> [TASK PROMPT]
Each line should be copied exactly.

Stored items
┄┄┄┄┄┄┄┄┄┄┄┄┄┄┄┄┄┄┄┄
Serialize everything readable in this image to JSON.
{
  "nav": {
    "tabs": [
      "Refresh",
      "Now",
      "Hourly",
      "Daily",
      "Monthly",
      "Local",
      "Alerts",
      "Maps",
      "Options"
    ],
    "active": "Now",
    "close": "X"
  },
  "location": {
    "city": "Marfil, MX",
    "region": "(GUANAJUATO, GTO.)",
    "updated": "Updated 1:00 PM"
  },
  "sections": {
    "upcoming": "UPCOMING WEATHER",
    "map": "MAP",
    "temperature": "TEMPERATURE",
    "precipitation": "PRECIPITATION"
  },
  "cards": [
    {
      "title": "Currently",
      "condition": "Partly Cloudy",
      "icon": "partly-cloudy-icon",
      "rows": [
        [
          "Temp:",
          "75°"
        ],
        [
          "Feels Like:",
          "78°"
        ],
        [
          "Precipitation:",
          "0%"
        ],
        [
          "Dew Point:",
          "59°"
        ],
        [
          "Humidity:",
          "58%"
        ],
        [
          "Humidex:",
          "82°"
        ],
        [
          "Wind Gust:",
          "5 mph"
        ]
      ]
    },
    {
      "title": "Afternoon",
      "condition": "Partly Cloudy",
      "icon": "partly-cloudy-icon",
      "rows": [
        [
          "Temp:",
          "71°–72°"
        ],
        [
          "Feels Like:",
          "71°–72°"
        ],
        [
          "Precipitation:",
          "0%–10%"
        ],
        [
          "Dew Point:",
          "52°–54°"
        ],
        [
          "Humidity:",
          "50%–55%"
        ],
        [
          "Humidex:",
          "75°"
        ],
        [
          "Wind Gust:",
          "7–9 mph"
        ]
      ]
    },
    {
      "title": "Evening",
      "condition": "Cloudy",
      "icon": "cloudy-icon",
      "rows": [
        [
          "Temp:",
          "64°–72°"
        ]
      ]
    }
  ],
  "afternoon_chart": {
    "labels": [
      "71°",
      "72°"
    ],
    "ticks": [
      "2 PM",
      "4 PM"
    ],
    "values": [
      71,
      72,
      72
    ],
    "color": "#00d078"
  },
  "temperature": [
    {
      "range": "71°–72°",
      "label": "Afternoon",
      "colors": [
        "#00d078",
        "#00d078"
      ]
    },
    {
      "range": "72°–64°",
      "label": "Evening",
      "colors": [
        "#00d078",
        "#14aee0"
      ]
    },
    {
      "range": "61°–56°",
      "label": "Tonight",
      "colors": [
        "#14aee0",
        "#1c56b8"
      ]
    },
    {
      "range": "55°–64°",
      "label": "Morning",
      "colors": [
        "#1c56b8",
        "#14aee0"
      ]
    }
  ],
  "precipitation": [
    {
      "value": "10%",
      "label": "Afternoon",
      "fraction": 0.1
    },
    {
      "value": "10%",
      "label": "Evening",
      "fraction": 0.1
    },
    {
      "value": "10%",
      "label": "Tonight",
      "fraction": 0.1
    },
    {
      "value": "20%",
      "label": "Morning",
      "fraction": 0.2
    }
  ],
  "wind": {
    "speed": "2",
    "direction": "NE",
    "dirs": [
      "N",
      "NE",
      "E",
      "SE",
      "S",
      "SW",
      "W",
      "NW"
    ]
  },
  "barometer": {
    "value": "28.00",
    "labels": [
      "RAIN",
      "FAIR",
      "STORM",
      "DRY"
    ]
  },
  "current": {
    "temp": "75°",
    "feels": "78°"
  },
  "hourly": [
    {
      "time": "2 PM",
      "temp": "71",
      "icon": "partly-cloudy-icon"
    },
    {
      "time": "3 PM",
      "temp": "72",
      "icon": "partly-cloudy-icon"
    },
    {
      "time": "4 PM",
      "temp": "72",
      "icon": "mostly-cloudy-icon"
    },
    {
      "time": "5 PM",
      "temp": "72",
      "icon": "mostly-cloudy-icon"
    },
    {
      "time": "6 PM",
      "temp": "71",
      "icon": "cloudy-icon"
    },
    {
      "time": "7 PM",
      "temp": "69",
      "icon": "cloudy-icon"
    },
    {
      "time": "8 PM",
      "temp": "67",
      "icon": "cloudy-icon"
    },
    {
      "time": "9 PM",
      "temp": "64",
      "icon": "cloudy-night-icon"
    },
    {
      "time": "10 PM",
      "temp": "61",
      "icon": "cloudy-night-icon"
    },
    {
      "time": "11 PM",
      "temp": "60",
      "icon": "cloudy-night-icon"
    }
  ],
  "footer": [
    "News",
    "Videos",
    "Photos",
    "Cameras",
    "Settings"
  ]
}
┄┄┄┄┄┄┄┄┄┄┄┄┄┄┄┄┄┄┄┄
> [ANSWER TO THE PROBLEM]
Serialize everything readable in this image to JSON.
{
  "nav": {
    "tabs": [
      "Refresh",
      "Now",
      "Hourly",
      "Daily",
      "Monthly",
      "Local",
      "Alerts",
      "Maps",
      "Options"
    ],
    "active": "Now",
    "close": "X"
  },
  "location": {
    "city": "Marfil, MX",
    "region": "(GUANAJUATO, GTO.)",
    "updated": "Updated 1:00 PM"
  },
  "sections": {
    "upcoming": "UPCOMING WEATHER",
    "map": "MAP",
    "temperature": "TEMPERATURE",
    "precipitation": "PRECIPITATION"
  },
  "cards": [
    {
      "title": "Currently",
      "condition": "Partly Cloudy",
      "icon": "partly-cloudy-icon",
      "rows": [
        [
          "Temp:",
          "75°"
        ],
        [
          "Feels Like:",
          "78°"
        ],
        [
          "Precipitation:",
          "0%"
        ],
        [
          "Dew Point:",
          "59°"
        ],
        [
          "Humidity:",
          "58%"
        ],
        [
          "Humidex:",
          "82°"
        ],
        [
          "Wind Gust:",
          "5 mph"
        ]
      ]
    },
    {
      "title": "Afternoon",
      "condition": "Partly Cloudy",
      "icon": "partly-cloudy-icon",
      "rows": [
        [
          "Temp:",
          "71°–72°"
        ],
        [
          "Feels Like:",
          "71°–72°"
        ],
        [
          "Precipitation:",
          "0%–10%"
        ],
        [
          "Dew Point:",
          "52°–54°"
        ],
        [
          "Humidity:",
          "50%–55%"
        ],
        [
          "Humidex:",
          "75°"
        ],
        [
          "Wind Gust:",
          "7–9 mph"
        ]
      ]
    },
    {
      "title": "Evening",
      "condition": "Cloudy",
      "icon": "cloudy-icon",
      "rows": [
        [
          "Temp:",
          "64°–72°"
        ]
      ]
    }
  ],
  "afternoon_chart": {
    "labels": [
      "71°",
      "72°"
    ],
    "ticks": [
      "2 PM",
      "4 PM"
    ],
    "values": [
      71,
      72,
      72
    ],
    "color": "#00d078"
  },
  "temperature": [
    {
      "range": "71°–72°",
      "label": "Afternoon",
      "colors": [
        "#00d078",
        "#00d078"
      ]
    },
    {
      "range": "72°–64°",
      "label": "Evening",
      "colors": [
        "#00d078",
        "#14aee0"
      ]
    },
    {
      "range": "61°–56°",
      "label": "Tonight",
      "colors": [
        "#14aee0",
        "#1c56b8"
      ]
    },
    {
      "range": "55°–64°",
      "label": "Morning",
      "colors": [
        "#1c56b8",
        "#14aee0"
      ]
    }
  ],
  "precipitation": [
    {
      "value": "10%",
      "label": "Afternoon",
      "fraction": 0.1
    },
    {
      "value": "10%",
      "label": "Evening",
      "fraction": 0.1
    },
    {
      "value": "10%",
      "label": "Tonight",
      "fraction": 0.1
    },
    {
      "value": "20%",
      "label": "Morning",
      "fraction": 0.2
    }
  ],
  "wind": {
    "speed": "2",
    "direction": "NE",
    "dirs": [
      "N",
      "NE",
      "E",
      "SE",
      "S",
      "SW",
      "W",
      "NW"
    ]
  },
  "barometer": {
    "value": "28.00",
    "labels": [
      "RAIN",
      "FAIR",
      "STORM",
      "DRY"
    ]
  },
  "current": {
    "temp": "75°",
    "feels": "78°"
  },
  "hourly": [
    {
      "time": "2 PM",
      "temp": "71",
      "icon": "partly-cloudy-icon"
    },
    {
      "time": "3 PM",
      "temp": "72",
      "icon": "partly-cloudy-icon"
    },
    {
      "time": "4 PM",
      "temp": "72",
      "icon": "mostly-cloudy-icon"
    },
    {
      "time": "5 PM",
      "temp": "72",
      "icon": "mostly-cloudy-icon"
    },
    {
      "time": "6 PM",
      "temp": "71",
      "icon": "cloudy-icon"
    },
    {
      "time": "7 PM",
      "temp": "69",
      "icon": "cloudy-icon"
    },
    {
      "time": "8 PM",
      "temp": "67",
      "icon": "cloudy-icon"
    },
    {
      "time": "9 PM",
      "temp": "64",
      "icon": "cloudy-night-icon"
    },
    {
      "time": "10 PM",
      "temp": "61",
      "icon": "cloudy-night-icon"
    },
    {
      "time": "11 PM",
      "temp": "60",
      "icon": "cloudy-night-icon"
    }
  ],
  "footer": [
    "News",
    "Videos",
    "Photos",
    "Cameras",
    "Settings"
  ]
}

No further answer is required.